## LAVORO RICHIESTO
Secondo il brano sul mobbing, in assenza di che cosa si dà comunemente la definizione di mobbing?

## BRANO DA LEGGERE
--------------------
Per mobbing si intende comunemente – in assenza di una definizione normativa – una condotta del datore di lavoro o del superiore gerarchico, complessa, continuata e protratta nel tempo, tenuta nei confronti di un lavoratore nell’ambiente di lavoro, che si manifesta con comportamenti intenzionalmente ostili, reiterati e sistematici, esorbitanti od incongrui rispetto all’ordinaria gestione del rapporto, espressivi di un disegno in realtà finalizzato alla persecuzione o alla vessazione del lavoratore, tale che ne consegua un effetto lesivo della sua salute psicofisica.
Ai fini della configurabilità della condotta lesiva del datore di lavoro sono, pertanto, rilevanti la molteplicità e globalità di comportamenti a carattere persecutorio, illeciti o anche di per sé leciti, posti in essere in modo miratamente sistematico e prolungato contro il dipendente secondo un disegno vessatorio; l’evento lesivo della salute psicofisica del dipendente; il nesso eziologico tra la condotta del datore o del superiore gerarchico e la lesione dell’integrità psicofisica del lavoratore; la prova dell’elemento soggettivo, cioè dell’intento persecutorio.
Nel verificare l’integrazione della fattispecie che si esamina è quindi necessario, anche in ragione della sua indeterminatezza, attendere ad una valutazione complessiva ed unitaria degli episodi lamentati dal lavoratore, da apprezzare per accertare tra l’altro: – da un lato, l’idoneità offensiva della condotta datoriale (desumibile dalle sue caratteristiche di persecuzione e discriminazione), – e, dall’altro, la connotazione univocamente emulativa e pretestuosa della condotta.
--------------------
## RIGHE

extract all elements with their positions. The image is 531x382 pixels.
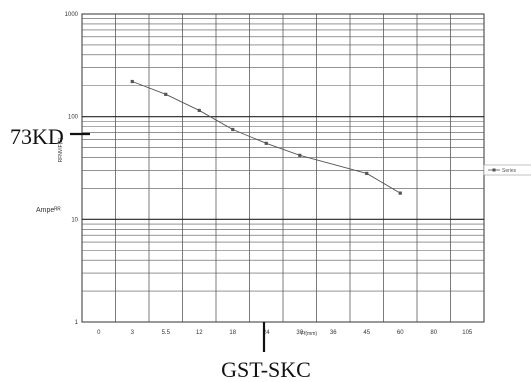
data-point xyxy=(264,141,268,145)
x-tick-label: 5.5 xyxy=(162,330,171,336)
side-label: Ampeᴿᴿ xyxy=(36,207,61,214)
legend-marker xyxy=(492,168,496,172)
series-segment xyxy=(232,129,267,144)
legend-label: Series xyxy=(502,168,517,174)
x-tick-label: 30 xyxy=(296,330,303,336)
x-axis-title: Ff(mm) xyxy=(301,331,317,337)
y-tick-label: 1 xyxy=(75,320,79,326)
series-segment xyxy=(299,154,367,174)
x-tick-label: 12 xyxy=(196,330,203,336)
x-tick-labels: 0 3 5.5 12 18 24 30 36 45 60 80 105 xyxy=(97,330,473,336)
series-segment xyxy=(366,173,401,194)
data-point xyxy=(164,92,168,96)
series-segment xyxy=(132,81,166,95)
grid xyxy=(81,13,485,323)
x-tick-label: 0 xyxy=(97,330,101,336)
x-tick-label: 24 xyxy=(263,330,270,336)
x-tick-label: 3 xyxy=(131,330,135,336)
data-point xyxy=(197,108,201,113)
data-point xyxy=(130,79,134,84)
series-segment xyxy=(165,93,200,111)
x-tick-label: 36 xyxy=(330,330,337,336)
data-point xyxy=(298,153,302,157)
y-axis-title: RFNVIF(E) xyxy=(58,137,64,162)
y-tick-label: 1000 xyxy=(65,12,79,18)
x-tick-label: 105 xyxy=(462,330,473,336)
data-point xyxy=(398,191,402,195)
x-tick-label: 18 xyxy=(229,330,236,336)
data-point xyxy=(231,127,235,132)
series-segment xyxy=(266,142,300,156)
x-tick-label: 60 xyxy=(397,330,404,336)
y-tick-labels: 1 10 100 1000 xyxy=(65,12,79,326)
series-points xyxy=(130,79,402,195)
series-segment xyxy=(199,110,233,130)
y-tick-label: 100 xyxy=(68,115,79,121)
legend: Series xyxy=(483,164,531,176)
legend-box xyxy=(483,164,531,176)
bottom-code-label: GST-SKC xyxy=(221,357,311,382)
y-tick-label: 10 xyxy=(71,217,78,223)
left-code-label: 73KD xyxy=(10,124,64,149)
x-tick-label: 45 xyxy=(363,330,370,336)
series-lines xyxy=(132,81,401,194)
x-tick-label: 80 xyxy=(430,330,437,336)
data-point xyxy=(365,171,369,176)
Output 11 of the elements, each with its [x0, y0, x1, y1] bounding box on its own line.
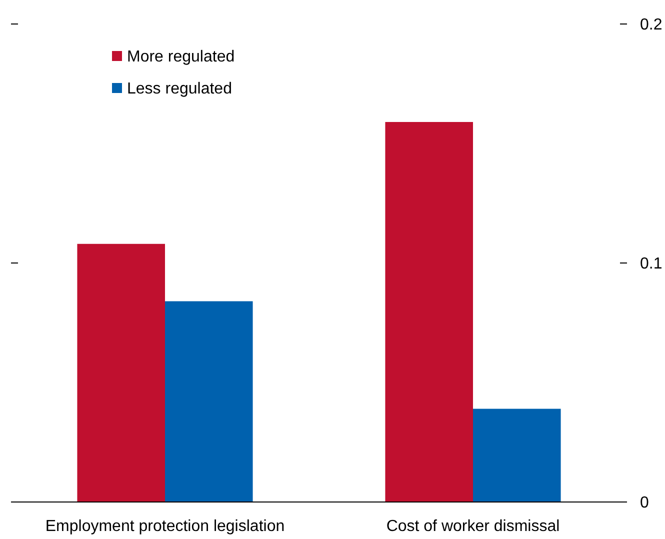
legend-label: Less regulated [127, 80, 232, 98]
bar [165, 301, 253, 502]
y-tick-label: 0.1 [640, 256, 662, 273]
legend-label: More regulated [127, 48, 235, 66]
bar [77, 244, 165, 502]
y-tick-label: 0.2 [640, 16, 662, 34]
y-tick-label: 0 [640, 494, 649, 512]
x-tick-label: Employment protection legislation [45, 518, 285, 535]
x-tick-label: Cost of worker dismissal [386, 518, 560, 535]
bar [473, 408, 561, 502]
bar [385, 122, 473, 502]
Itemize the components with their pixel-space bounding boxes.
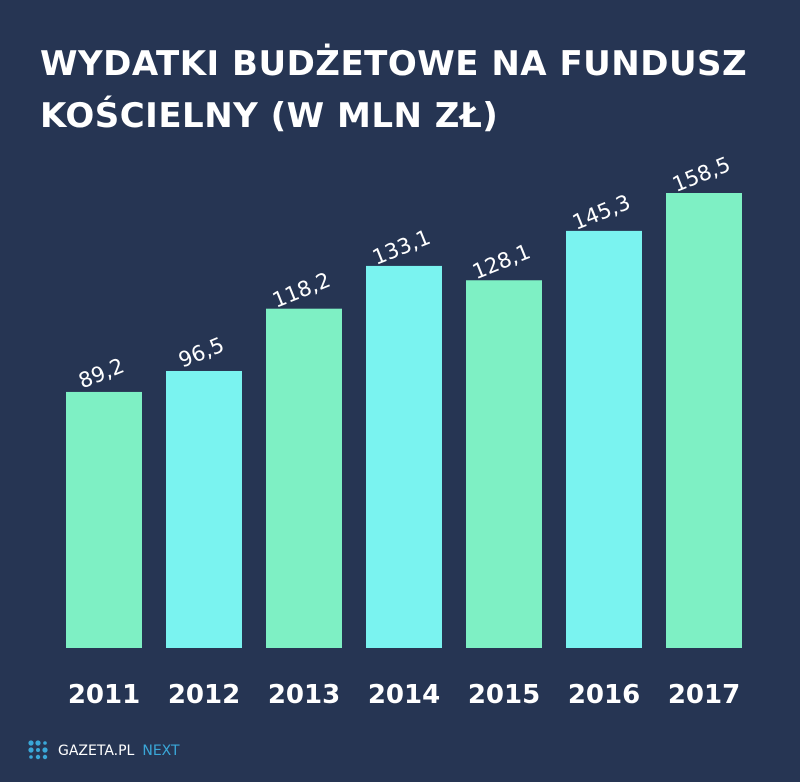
--------------------
## SOLUZIONE
In assenza di una definizione normativa.